Texte à lire
----

Chronique de disque : « Johann Joseph Abert – Un portrait musical »

Xl_chronique-de-disque-jj-abert-ein-musikalisches-portrait © Ars Produktion

Compositeur à succès en son temps, avant d’être relativement oublié aujourd’hui, Johann Joseph Abert se dévoile dans un disque signé par les éditions Ars Produktion qui prend des allures de « portrait musical » pour offrir un panorama complet de toute la diversité de son répertoire. Chronique du disque.

Il s'agit ici d'un portrait du compositeur allemand Johann Joseph Abert, une sorte d'appât ou plutôt d’happeau pour musicophiles curieux, ce qui explique que ce disque ne contienne que des extraits.

Compositeur allemand née en 1832, Johann Josph Albert connut la gloire à partir 1860. Compositeur donc autant de musiques de chambre, que d'orgue, de Lieder et d'opéras, ainsi que le donne à entendre ce portait musical, il fut autant apprécié professionnellement qu'humainement par ses pairs. Il n'a effectivement pas à rougir devant Brahms et Schuman dont il dirigea l'exécution des œuvres à Wuttenberg, où il exerça les charges de compositeur et chef d'orchestre de la cour royale. Après l'avoir découvert ici, les amateurs souhaiteront sans doute un autre disque d'extraits avec ses musiques pour grands ensembles, Abert ayant également composé des symphonies, des messes, des ouvertures et de la musique concertante.

----

Lignes fournies
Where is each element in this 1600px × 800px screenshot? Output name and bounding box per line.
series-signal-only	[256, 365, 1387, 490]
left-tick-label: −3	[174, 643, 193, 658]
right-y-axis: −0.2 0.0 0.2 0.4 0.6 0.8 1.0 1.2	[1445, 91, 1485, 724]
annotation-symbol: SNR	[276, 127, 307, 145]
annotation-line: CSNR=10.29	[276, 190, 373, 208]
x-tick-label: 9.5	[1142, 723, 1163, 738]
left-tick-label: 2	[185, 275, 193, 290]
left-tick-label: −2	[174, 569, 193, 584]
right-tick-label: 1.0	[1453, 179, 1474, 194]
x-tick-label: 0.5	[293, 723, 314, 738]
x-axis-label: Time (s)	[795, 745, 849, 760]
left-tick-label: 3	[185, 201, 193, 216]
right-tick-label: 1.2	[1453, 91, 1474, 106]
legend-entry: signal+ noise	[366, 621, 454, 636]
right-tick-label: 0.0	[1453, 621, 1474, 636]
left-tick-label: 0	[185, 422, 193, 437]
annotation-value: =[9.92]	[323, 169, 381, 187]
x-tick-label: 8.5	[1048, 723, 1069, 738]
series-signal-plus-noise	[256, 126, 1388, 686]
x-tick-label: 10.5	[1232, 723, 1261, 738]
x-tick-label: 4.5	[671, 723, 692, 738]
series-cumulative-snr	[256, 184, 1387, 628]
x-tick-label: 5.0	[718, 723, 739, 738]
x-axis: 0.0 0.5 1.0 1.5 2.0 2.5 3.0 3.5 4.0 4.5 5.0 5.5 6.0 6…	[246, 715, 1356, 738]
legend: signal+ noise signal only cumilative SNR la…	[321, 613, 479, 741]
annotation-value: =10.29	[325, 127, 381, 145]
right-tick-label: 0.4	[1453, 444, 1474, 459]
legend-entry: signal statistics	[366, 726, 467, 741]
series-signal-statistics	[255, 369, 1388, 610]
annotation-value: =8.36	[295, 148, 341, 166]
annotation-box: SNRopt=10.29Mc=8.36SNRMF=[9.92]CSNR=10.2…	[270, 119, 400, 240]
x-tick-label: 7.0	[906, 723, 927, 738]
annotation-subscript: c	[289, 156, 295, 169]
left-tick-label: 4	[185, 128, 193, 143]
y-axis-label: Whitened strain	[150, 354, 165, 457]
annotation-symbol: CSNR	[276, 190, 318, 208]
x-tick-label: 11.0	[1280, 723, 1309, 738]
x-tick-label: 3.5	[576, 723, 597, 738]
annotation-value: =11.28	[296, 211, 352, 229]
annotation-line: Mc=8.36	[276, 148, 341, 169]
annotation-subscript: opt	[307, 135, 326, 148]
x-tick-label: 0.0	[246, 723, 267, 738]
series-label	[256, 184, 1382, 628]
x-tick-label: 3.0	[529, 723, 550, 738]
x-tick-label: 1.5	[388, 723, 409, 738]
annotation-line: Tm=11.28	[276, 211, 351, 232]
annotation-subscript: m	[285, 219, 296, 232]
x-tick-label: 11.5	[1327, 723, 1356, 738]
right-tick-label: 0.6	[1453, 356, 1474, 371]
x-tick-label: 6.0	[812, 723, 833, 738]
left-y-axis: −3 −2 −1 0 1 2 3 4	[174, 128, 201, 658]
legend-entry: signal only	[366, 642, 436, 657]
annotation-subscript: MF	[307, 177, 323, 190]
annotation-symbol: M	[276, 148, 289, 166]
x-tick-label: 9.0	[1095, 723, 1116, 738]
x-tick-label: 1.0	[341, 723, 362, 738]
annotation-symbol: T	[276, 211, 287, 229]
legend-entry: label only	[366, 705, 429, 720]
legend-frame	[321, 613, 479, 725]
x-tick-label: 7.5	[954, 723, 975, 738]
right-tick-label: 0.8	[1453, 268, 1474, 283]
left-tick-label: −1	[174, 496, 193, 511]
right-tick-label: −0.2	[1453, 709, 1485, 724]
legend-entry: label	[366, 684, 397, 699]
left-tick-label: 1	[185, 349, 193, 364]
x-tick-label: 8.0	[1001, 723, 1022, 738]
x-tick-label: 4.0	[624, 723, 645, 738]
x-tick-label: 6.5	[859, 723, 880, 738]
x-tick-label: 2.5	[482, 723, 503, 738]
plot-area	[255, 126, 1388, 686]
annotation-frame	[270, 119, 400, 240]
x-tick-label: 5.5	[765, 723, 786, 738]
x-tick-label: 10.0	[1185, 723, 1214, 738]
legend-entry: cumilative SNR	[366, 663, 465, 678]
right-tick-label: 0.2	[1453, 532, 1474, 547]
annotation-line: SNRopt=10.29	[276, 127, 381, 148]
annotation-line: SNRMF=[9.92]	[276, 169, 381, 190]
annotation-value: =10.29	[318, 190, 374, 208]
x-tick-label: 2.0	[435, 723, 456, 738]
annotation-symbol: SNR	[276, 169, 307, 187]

----

Énoncé 1
Répondez à chacune de ces questions d'après la chronique du disque consacré à Johann Joseph Abert.
(a) Quelles éditions signent le disque ?
(b) À partir de quelle année le compositeur connut-il la gloire ?
(c) Quelles charges exerça-t-il à la cour royale ?
Énoncé 2
Résumez en deux phrases la chronique du disque consacré à Johann Joseph Abert.
Énoncé 3
Rédigez la suite de la chronique du disque consacré à Johann Joseph Abert, en commençant après sa dernière phrase.
Les lignes proviennent d'une source distincte de celle du texte.

Réponse 1
(a) Les éditions Ars Produktion.
(b) À partir de 1860.
(c) Celles de compositeur et de chef d'orchestre.

Réponse 2
Un disque des éditions Ars Produktion, conçu comme un portrait musical fait d'extraits, présente la diversité du répertoire de Johann Joseph Abert, compositeur allemand né en 1832, célèbre en son temps et relativement oublié aujourd'hui. Auteur de musique de chambre, de musique d'orgue, de Lieder et d'opéras, apprécié de ses pairs et compositeur et chef d'orchestre de la cour royale, il a aussi écrit des symphonies, des messes, des ouvertures et de la musique concertante, que les amateurs souhaiteront sans doute entendre sur un autre disque.

Réponse 3
Ici, les amateurs découvrent ses Lieder et des extraits de son œuvre orchestrale la plus connue, Columbus, et de son opéra Astorga, retravaillés pour piano et voix, mais aussi l'adagio et le scherzo de son quatuor et des préludes pour orgues. Ils apprécient avec cet aperçu partiel de son œuvre de découvrir son style. Assis entre Brahms et la modernité venante, qu'incarnera surtout Richard Strauss, Mahler ou Zemlinsky, il laisse ici une œuvre intéressante de Lieder plaisants, qui s’inscrivent dans une belle nébuleuse parmi ceux de Schubert et de Brahms, et surtout un quatuor aux violoncelles très modernes, approchant avec leurs tons abrupts, leurs ruptures et cassures, ceux des modernes.

Il faut passer outre les fragilités des chanteurs, comme les aigus un peu aigrelets des sopranos et des mezzo-sopranos, et le timbre convenu un peu guindé du ténor, pour découvrir une autre sensibilité se dessinant avec lui, en une rudesse, une dureté et des tranchants venants. Il en va de même avec ses œuvres pour orgue, encore très inspirées par le Bach qu'il étudiait dans ses années d'étude, indiquant déjà une autre ère.

À côté des Brahms, Liszt et autre Schumann, et avant les Richard Strauss, Paul Hindemith et Hans Pfizner, il laisse une œuvre voulant percer, mais encore très prise par son époque. Richard Strauss lui-même, avant de devenir un wagnérien convaincu, était un brahmsien de premier ordre, comme le montre sa Burlesque pour piano et orchestre. Ce qui n'empêche pas ses compositions d'être honnêtes et de fort bon aloi.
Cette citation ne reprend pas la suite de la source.